--- begin Supplied entries ---

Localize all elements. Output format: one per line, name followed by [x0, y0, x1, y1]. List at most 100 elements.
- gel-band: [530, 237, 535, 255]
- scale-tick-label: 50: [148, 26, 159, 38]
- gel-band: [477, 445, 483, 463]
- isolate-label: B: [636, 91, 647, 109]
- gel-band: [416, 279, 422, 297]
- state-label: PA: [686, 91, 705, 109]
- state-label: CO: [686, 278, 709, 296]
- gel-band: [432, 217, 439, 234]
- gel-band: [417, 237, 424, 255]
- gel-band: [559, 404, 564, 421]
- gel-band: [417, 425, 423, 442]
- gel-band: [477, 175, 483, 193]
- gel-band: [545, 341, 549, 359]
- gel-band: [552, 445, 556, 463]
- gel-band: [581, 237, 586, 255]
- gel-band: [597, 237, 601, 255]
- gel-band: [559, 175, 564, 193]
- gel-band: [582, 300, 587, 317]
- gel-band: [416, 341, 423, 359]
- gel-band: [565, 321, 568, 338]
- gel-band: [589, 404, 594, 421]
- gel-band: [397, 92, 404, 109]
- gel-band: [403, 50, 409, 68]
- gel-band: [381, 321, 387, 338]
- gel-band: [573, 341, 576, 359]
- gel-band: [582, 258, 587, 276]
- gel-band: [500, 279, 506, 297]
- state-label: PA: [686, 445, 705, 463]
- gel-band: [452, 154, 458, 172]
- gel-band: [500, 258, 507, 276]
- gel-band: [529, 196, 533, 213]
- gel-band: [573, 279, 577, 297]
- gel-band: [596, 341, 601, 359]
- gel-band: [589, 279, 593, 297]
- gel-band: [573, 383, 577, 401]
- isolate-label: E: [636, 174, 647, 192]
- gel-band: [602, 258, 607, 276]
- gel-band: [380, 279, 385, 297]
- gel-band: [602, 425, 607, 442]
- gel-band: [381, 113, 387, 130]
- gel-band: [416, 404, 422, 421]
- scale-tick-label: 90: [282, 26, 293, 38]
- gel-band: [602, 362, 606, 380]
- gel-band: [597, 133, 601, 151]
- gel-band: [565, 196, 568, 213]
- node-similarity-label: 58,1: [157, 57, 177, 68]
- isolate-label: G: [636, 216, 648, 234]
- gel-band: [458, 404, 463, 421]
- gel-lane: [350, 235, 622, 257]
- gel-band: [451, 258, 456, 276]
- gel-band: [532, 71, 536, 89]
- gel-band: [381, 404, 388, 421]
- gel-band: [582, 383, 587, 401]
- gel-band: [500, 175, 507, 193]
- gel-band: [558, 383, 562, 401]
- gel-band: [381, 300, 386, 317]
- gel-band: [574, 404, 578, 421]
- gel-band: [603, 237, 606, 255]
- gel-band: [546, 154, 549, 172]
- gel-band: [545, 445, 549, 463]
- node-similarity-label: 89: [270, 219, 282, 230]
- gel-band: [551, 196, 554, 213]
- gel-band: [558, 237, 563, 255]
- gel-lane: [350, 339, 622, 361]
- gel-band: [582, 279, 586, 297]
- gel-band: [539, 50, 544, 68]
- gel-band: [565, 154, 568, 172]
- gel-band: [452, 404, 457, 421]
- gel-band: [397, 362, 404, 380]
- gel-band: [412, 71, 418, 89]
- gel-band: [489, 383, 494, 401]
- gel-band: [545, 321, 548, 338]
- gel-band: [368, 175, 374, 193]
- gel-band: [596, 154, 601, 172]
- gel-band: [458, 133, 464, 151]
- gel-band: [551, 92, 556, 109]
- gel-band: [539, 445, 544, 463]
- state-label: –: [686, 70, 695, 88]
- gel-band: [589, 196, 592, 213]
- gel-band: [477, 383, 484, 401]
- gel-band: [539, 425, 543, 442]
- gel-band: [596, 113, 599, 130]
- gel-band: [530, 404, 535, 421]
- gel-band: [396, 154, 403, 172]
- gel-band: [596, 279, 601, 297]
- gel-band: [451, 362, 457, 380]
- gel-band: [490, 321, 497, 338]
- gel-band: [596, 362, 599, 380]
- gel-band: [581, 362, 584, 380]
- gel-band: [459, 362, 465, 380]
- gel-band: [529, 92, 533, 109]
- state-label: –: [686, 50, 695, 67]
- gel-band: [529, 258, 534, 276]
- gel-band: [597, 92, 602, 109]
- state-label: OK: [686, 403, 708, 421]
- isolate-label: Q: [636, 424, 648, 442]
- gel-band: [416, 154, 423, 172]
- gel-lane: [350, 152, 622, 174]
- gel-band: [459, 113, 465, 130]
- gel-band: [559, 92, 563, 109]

--- end Supplied entries ---

*Work required*
Turn every line of the entries above into a Markdown table with a Row column holding the row number and a Line column holding the line. Leave out blank lines.

*Exercise result*
| Row | Line |
|---|---|
| 1 | Localize all elements. Output format: one per line, name followed by [x0, y0, x1, y1]. List at most 100 elements. |
| 2 | - gel-band: [530, 237, 535, 255] |
| 3 | - scale-tick-label: 50: [148, 26, 159, 38] |
| 4 | - gel-band: [477, 445, 483, 463] |
| 5 | - isolate-label: B: [636, 91, 647, 109] |
| 6 | - gel-band: [416, 279, 422, 297] |
| 7 | - state-label: PA: [686, 91, 705, 109] |
| 8 | - state-label: CO: [686, 278, 709, 296] |
| 9 | - gel-band: [432, 217, 439, 234] |
| 10 | - gel-band: [417, 237, 424, 255] |
| 11 | - gel-band: [559, 404, 564, 421] |
| 12 | - gel-band: [417, 425, 423, 442] |
| 13 | - gel-band: [477, 175, 483, 193] |
| 14 | - gel-band: [545, 341, 549, 359] |
| 15 | - gel-band: [552, 445, 556, 463] |
| 16 | - gel-band: [581, 237, 586, 255] |
| 17 | - gel-band: [597, 237, 601, 255] |
| 18 | - gel-band: [559, 175, 564, 193] |
| 19 | - gel-band: [582, 300, 587, 317] |
| 20 | - gel-band: [416, 341, 423, 359] |
| 21 | - gel-band: [565, 321, 568, 338] |
| 22 | - gel-band: [589, 404, 594, 421] |
| 23 | - gel-band: [397, 92, 404, 109] |
| 24 | - gel-band: [403, 50, 409, 68] |
| 25 | - gel-band: [381, 321, 387, 338] |
| 26 | - gel-band: [573, 341, 576, 359] |
| 27 | - gel-band: [582, 258, 587, 276] |
| 28 | - gel-band: [500, 279, 506, 297] |
| 29 | - state-label: PA: [686, 445, 705, 463] |
| 30 | - gel-band: [452, 154, 458, 172] |
| 31 | - gel-band: [500, 258, 507, 276] |
| 32 | - gel-band: [529, 196, 533, 213] |
| 33 | - gel-band: [573, 279, 577, 297] |
| 34 | - gel-band: [596, 341, 601, 359] |
| 35 | - gel-band: [589, 279, 593, 297] |
| 36 | - gel-band: [573, 383, 577, 401] |
| 37 | - isolate-label: E: [636, 174, 647, 192] |
| 38 | - gel-band: [602, 258, 607, 276] |
| 39 | - gel-band: [380, 279, 385, 297] |
| 40 | - gel-band: [602, 425, 607, 442] |
| 41 | - gel-band: [381, 113, 387, 130] |
| 42 | - gel-band: [416, 404, 422, 421] |
| 43 | - scale-tick-label: 90: [282, 26, 293, 38] |
| 44 | - gel-band: [602, 362, 606, 380] |
| 45 | - gel-band: [597, 133, 601, 151] |
| 46 | - gel-band: [565, 196, 568, 213] |
| 47 | - node-similarity-label: 58,1: [157, 57, 177, 68] |
| 48 | - isolate-label: G: [636, 216, 648, 234] |
| 49 | - gel-band: [458, 404, 463, 421] |
| 50 | - gel-lane: [350, 235, 622, 257] |
| 51 | - gel-band: [451, 258, 456, 276] |
| 52 | - gel-band: [532, 71, 536, 89] |
| 53 | - gel-band: [381, 404, 388, 421] |
| 54 | - gel-band: [582, 383, 587, 401] |
| 55 | - gel-band: [500, 175, 507, 193] |
| 56 | - gel-band: [558, 383, 562, 401] |
| 57 | - gel-band: [381, 300, 386, 317] |
| 58 | - gel-band: [574, 404, 578, 421] |
| 59 | - gel-band: [603, 237, 606, 255] |
| 60 | - gel-band: [546, 154, 549, 172] |
| 61 | - gel-band: [545, 445, 549, 463] |
| 62 | - node-similarity-label: 89: [270, 219, 282, 230] |
| 63 | - gel-band: [551, 196, 554, 213] |
| 64 | - gel-band: [558, 237, 563, 255] |
| 65 | - gel-lane: [350, 339, 622, 361] |
| 66 | - gel-band: [582, 279, 586, 297] |
| 67 | - gel-band: [539, 50, 544, 68] |
| 68 | - gel-band: [565, 154, 568, 172] |
| 69 | - gel-band: [452, 404, 457, 421] |
| 70 | - gel-band: [397, 362, 404, 380] |
| 71 | - gel-band: [412, 71, 418, 89] |
| 72 | - gel-band: [489, 383, 494, 401] |
| 73 | - gel-band: [545, 321, 548, 338] |
| 74 | - gel-band: [368, 175, 374, 193] |
| 75 | - gel-band: [596, 154, 601, 172] |
| 76 | - gel-band: [458, 133, 464, 151] |
| 77 | - gel-band: [551, 92, 556, 109] |
| 78 | - gel-band: [539, 445, 544, 463] |
| 79 | - state-label: –: [686, 70, 695, 88] |
| 80 | - gel-band: [589, 196, 592, 213] |
| 81 | - gel-band: [477, 383, 484, 401] |
| 82 | - gel-band: [539, 425, 543, 442] |
| 83 | - gel-band: [596, 113, 599, 130] |
| 84 | - gel-band: [530, 404, 535, 421] |
| 85 | - gel-band: [396, 154, 403, 172] |
| 86 | - gel-band: [596, 279, 601, 297] |
| 87 | - gel-band: [451, 362, 457, 380] |
| 88 | - gel-band: [490, 321, 497, 338] |
| 89 | - gel-band: [596, 362, 599, 380] |
| 90 | - gel-band: [581, 362, 584, 380] |
| 91 | - gel-band: [459, 362, 465, 380] |
| 92 | - gel-band: [529, 92, 533, 109] |
| 93 | - state-label: –: [686, 50, 695, 67] |
| 94 | - gel-band: [529, 258, 534, 276] |
| 95 | - gel-band: [597, 92, 602, 109] |
| 96 | - state-label: OK: [686, 403, 708, 421] |
| 97 | - isolate-label: Q: [636, 424, 648, 442] |
| 98 | - gel-band: [416, 154, 423, 172] |
| 99 | - gel-lane: [350, 152, 622, 174] |
| 100 | - gel-band: [459, 113, 465, 130] |
| 101 | - gel-band: [559, 92, 563, 109] |